#### Data supplied
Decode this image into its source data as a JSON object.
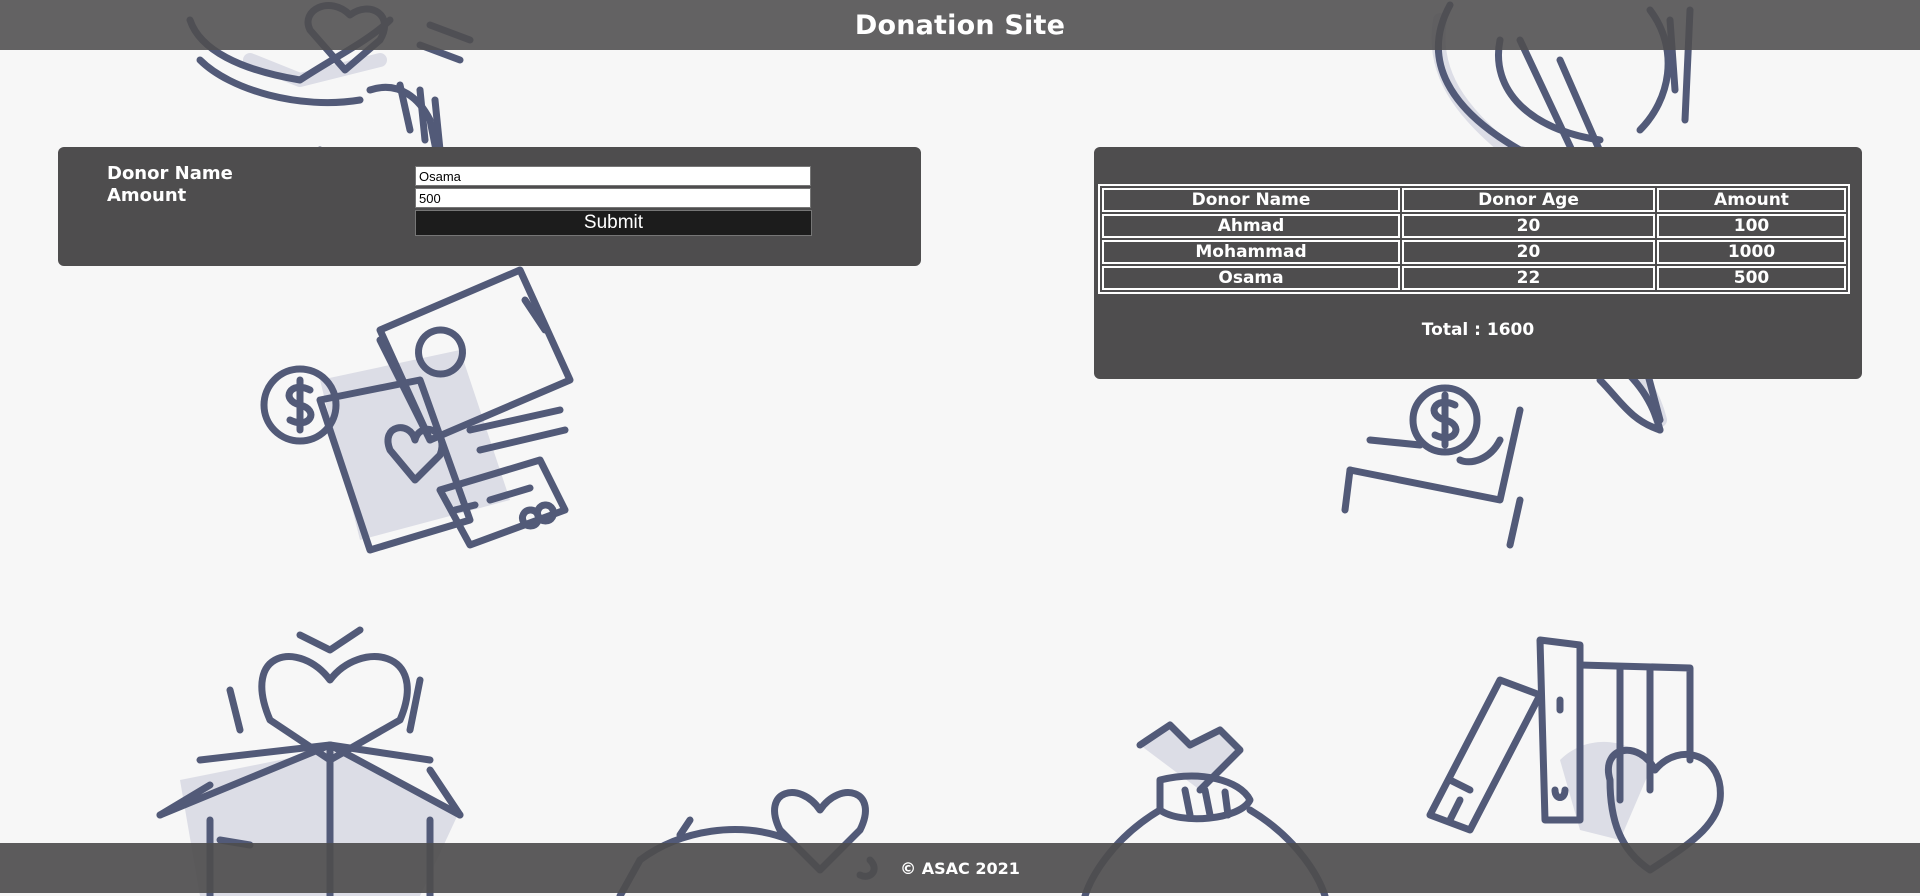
{
  "header": {
    "title": "Donation Site"
  },
  "form": {
    "donor_name_label": "Donor Name",
    "amount_label": "Amount",
    "donor_name_value": "Osama",
    "amount_value": "500",
    "submit_label": "Submit"
  },
  "table": {
    "columns": [
      "Donor Name",
      "Donor Age",
      "Amount"
    ],
    "rows": [
      {
        "name": "Ahmad",
        "age": "20",
        "amount": "100"
      },
      {
        "name": "Mohammad",
        "age": "20",
        "amount": "1000"
      },
      {
        "name": "Osama",
        "age": "22",
        "amount": "500"
      }
    ],
    "total_text": "Total : 1600"
  },
  "footer": {
    "text": "© ASAC 2021"
  },
  "colors": {
    "page_background": "#f7f7f7",
    "panel": "#4e4d4e",
    "bar": "#4e4d4e",
    "button": "#1c1c1c",
    "illustration_stroke": "#525a78",
    "illustration_shadow": "#dcdde6"
  },
  "background_icons": [
    "hands-heart-icon",
    "ribbon-icon",
    "money-wallet-card-icon",
    "hand-coin-icon",
    "heart-box-icon",
    "piggy-heart-icon",
    "money-bag-icon",
    "books-heart-icon"
  ]
}
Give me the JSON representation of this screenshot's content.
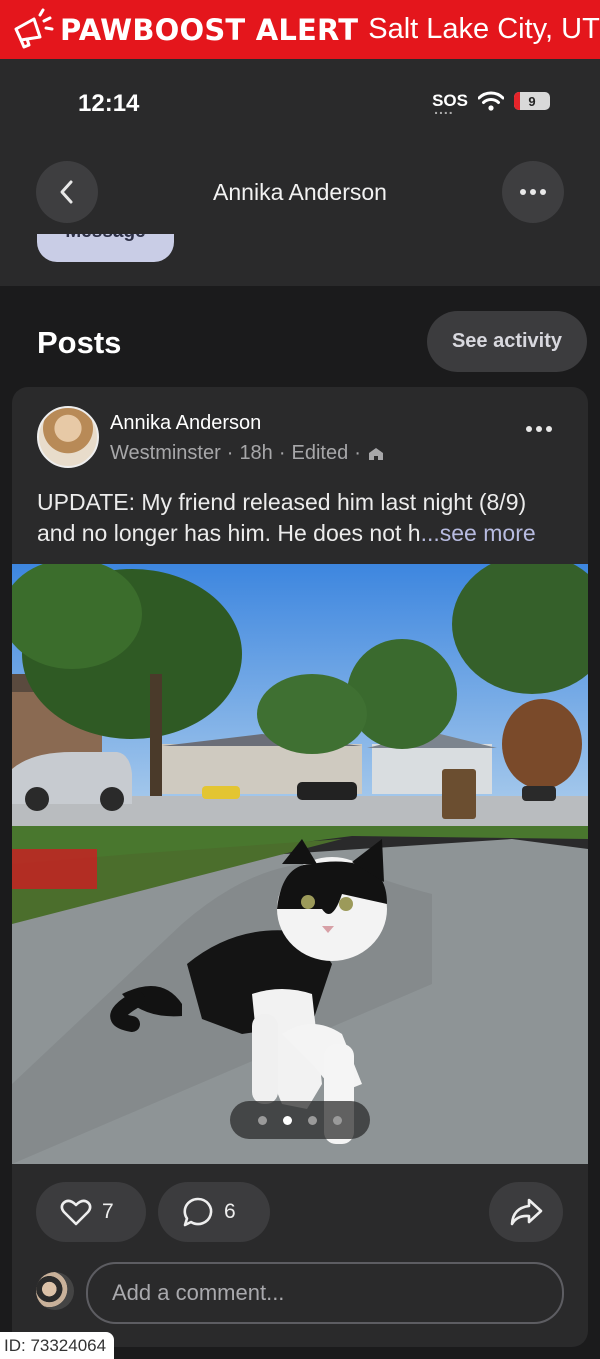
{
  "banner": {
    "brand": "PAWBOOST ALERT",
    "city": "Salt Lake City, UT",
    "color": "#e4161c"
  },
  "status_bar": {
    "time": "12:14",
    "sos": "SOS",
    "battery": "9"
  },
  "header": {
    "profile_name": "Annika Anderson",
    "message_button": "Message"
  },
  "posts_section": {
    "title": "Posts",
    "see_activity": "See activity"
  },
  "post": {
    "author": "Annika Anderson",
    "location": "Westminster",
    "age": "18h",
    "edited": "Edited",
    "text": "UPDATE: My friend released him last night (8/9) and no longer has him. He does not h",
    "see_more": "...see more",
    "carousel": {
      "count": 4,
      "active_index": 1
    },
    "likes": "7",
    "comments": "6"
  },
  "comment_box": {
    "placeholder": "Add a comment..."
  },
  "footer": {
    "id": "ID: 73324064"
  }
}
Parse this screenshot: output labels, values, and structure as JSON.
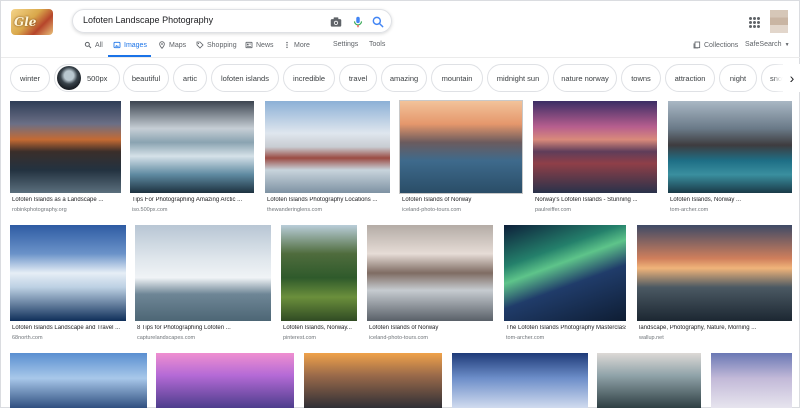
{
  "search": {
    "query": "Lofoten Landscape Photography"
  },
  "logo": {
    "text": "Gle"
  },
  "tabs": {
    "all": "All",
    "images": "Images",
    "maps": "Maps",
    "shopping": "Shopping",
    "news": "News",
    "more": "More",
    "settings": "Settings",
    "tools": "Tools",
    "collections": "Collections",
    "safesearch": "SafeSearch"
  },
  "chips": [
    "winter",
    "500px",
    "beautiful",
    "artic",
    "lofoten islands",
    "incredible",
    "travel",
    "amazing",
    "mountain",
    "midnight sun",
    "nature norway",
    "towns",
    "attraction",
    "night",
    "snow"
  ],
  "results": [
    {
      "caption": "Lofoten Islands as a Landscape ...",
      "source": "robinkphotography.org"
    },
    {
      "caption": "Tips For Photographing Amazing Arctic ...",
      "source": "iso.500px.com"
    },
    {
      "caption": "Lofoten Islands Photography Locations ...",
      "source": "thewanderinglens.com"
    },
    {
      "caption": "Lofoten Islands of Norway",
      "source": "iceland-photo-tours.com"
    },
    {
      "caption": "Norway's Lofoten Islands - Stunning ...",
      "source": "paulreiffer.com"
    },
    {
      "caption": "Lofoten Islands, Norway ...",
      "source": "tom-archer.com"
    },
    {
      "caption": "Lofoten Islands Landscape and Travel ...",
      "source": "68north.com"
    },
    {
      "caption": "8 Tips for Photographing Lofoten ...",
      "source": "capturelandscapes.com"
    },
    {
      "caption": "Lofoten Islands, Norway...",
      "source": "pinterest.com"
    },
    {
      "caption": "Lofoten Islands of Norway",
      "source": "iceland-photo-tours.com"
    },
    {
      "caption": "The Lofoten Islands Photography Masterclass ...",
      "source": "tom-archer.com"
    },
    {
      "caption": "landscape, Photography, Nature, Morning ...",
      "source": "wallup.net"
    }
  ]
}
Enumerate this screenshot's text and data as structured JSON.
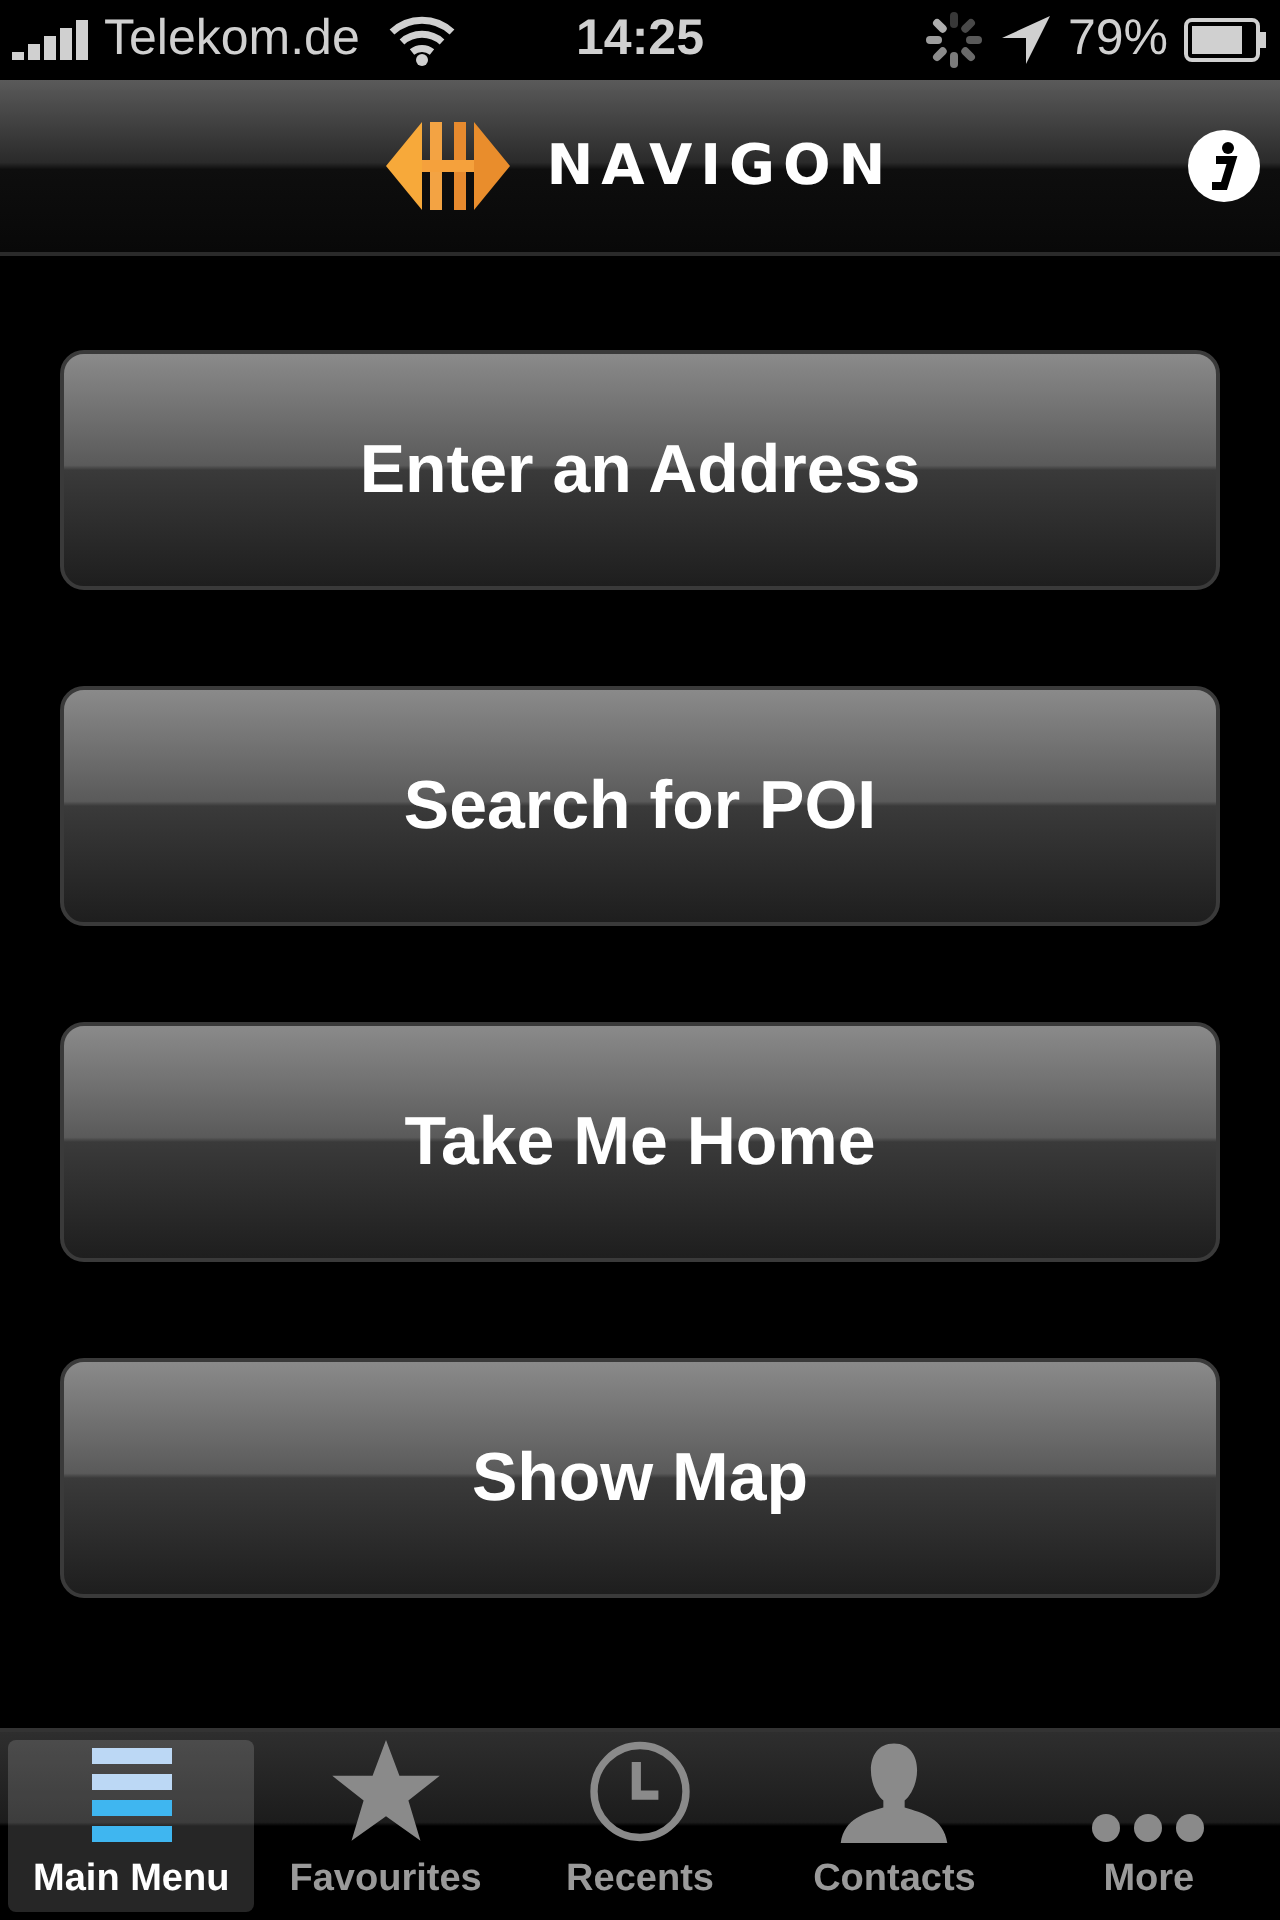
########
» Directive
Read through the entries and copy each line in which "heart" appears.

» Solution to the problem
    "hands-heart-icon",
    "heart-box-icon",
    "piggy-heart-icon",
    "books-heart-icon"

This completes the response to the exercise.